__REQUIREMENTS__: Print all the data, keeping every line exactly as it is.
((
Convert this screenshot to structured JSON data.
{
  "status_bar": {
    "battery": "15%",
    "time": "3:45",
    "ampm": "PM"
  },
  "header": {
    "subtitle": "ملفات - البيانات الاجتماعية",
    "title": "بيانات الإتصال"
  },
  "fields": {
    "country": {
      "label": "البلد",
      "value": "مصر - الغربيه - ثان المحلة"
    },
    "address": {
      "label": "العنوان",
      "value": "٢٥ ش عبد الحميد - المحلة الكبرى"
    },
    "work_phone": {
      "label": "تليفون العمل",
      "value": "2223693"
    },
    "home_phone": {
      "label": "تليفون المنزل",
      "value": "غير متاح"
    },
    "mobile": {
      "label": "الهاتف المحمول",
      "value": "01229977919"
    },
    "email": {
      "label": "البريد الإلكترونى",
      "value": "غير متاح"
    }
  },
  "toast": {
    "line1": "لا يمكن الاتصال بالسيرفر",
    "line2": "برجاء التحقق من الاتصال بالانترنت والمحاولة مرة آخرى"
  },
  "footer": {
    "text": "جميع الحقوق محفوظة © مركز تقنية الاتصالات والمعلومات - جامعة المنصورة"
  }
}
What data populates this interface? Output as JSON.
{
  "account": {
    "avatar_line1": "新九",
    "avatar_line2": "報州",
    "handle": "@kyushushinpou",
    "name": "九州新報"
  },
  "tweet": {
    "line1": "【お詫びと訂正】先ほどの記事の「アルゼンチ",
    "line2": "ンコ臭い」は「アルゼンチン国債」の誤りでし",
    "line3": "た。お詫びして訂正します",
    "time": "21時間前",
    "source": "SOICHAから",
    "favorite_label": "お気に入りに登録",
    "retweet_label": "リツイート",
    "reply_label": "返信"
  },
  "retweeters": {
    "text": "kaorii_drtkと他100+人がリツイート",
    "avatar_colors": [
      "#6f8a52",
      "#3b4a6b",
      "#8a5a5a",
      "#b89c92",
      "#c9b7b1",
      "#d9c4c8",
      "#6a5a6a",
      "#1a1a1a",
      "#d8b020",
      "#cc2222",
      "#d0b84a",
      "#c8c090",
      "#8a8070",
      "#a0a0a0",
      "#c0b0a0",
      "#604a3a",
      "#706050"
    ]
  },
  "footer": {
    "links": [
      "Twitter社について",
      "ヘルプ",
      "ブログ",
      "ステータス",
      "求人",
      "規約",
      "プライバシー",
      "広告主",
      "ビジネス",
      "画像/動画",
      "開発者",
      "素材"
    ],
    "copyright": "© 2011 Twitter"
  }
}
))
__RESULT OF THIS EXERCISE__:
Convert this screenshot to structured JSON data.
{
  "status_bar": {
    "battery": "15%",
    "time": "3:45",
    "ampm": "PM"
  },
  "header": {
    "subtitle": "ملفات - البيانات الاجتماعية",
    "title": "بيانات الإتصال"
  },
  "fields": {
    "country": {
      "label": "البلد",
      "value": "مصر - الغربيه - ثان المحلة"
    },
    "address": {
      "label": "العنوان",
      "value": "٢٥ ش عبد الحميد - المحلة الكبرى"
    },
    "work_phone": {
      "label": "تليفون العمل",
      "value": "2223693"
    },
    "home_phone": {
      "label": "تليفون المنزل",
      "value": "غير متاح"
    },
    "mobile": {
      "label": "الهاتف المحمول",
      "value": "01229977919"
    },
    "email": {
      "label": "البريد الإلكترونى",
      "value": "غير متاح"
    }
  },
  "toast": {
    "line1": "لا يمكن الاتصال بالسيرفر",
    "line2": "برجاء التحقق من الاتصال بالانترنت والمحاولة مرة آخرى"
  },
  "footer": {
    "text": "جميع الحقوق محفوظة © مركز تقنية الاتصالات والمعلومات - جامعة المنصورة"
  }
}
What data populates this interface? Output as JSON.
{
  "account": {
    "avatar_line1": "新九",
    "avatar_line2": "報州",
    "handle": "@kyushushinpou",
    "name": "九州新報"
  },
  "tweet": {
    "line1": "【お詫びと訂正】先ほどの記事の「アルゼンチ",
    "line2": "ンコ臭い」は「アルゼンチン国債」の誤りでし",
    "line3": "た。お詫びして訂正します",
    "time": "21時間前",
    "source": "SOICHAから",
    "favorite_label": "お気に入りに登録",
    "retweet_label": "リツイート",
    "reply_label": "返信"
  },
  "retweeters": {
    "text": "kaorii_drtkと他100+人がリツイート",
    "avatar_colors": [
      "#6f8a52",
      "#3b4a6b",
      "#8a5a5a",
      "#b89c92",
      "#c9b7b1",
      "#d9c4c8",
      "#6a5a6a",
      "#1a1a1a",
      "#d8b020",
      "#cc2222",
      "#d0b84a",
      "#c8c090",
      "#8a8070",
      "#a0a0a0",
      "#c0b0a0",
      "#604a3a",
      "#706050"
    ]
  },
  "footer": {
    "links": [
      "Twitter社について",
      "ヘルプ",
      "ブログ",
      "ステータス",
      "求人",
      "規約",
      "プライバシー",
      "広告主",
      "ビジネス",
      "画像/動画",
      "開発者",
      "素材"
    ],
    "copyright": "© 2011 Twitter"
  }
}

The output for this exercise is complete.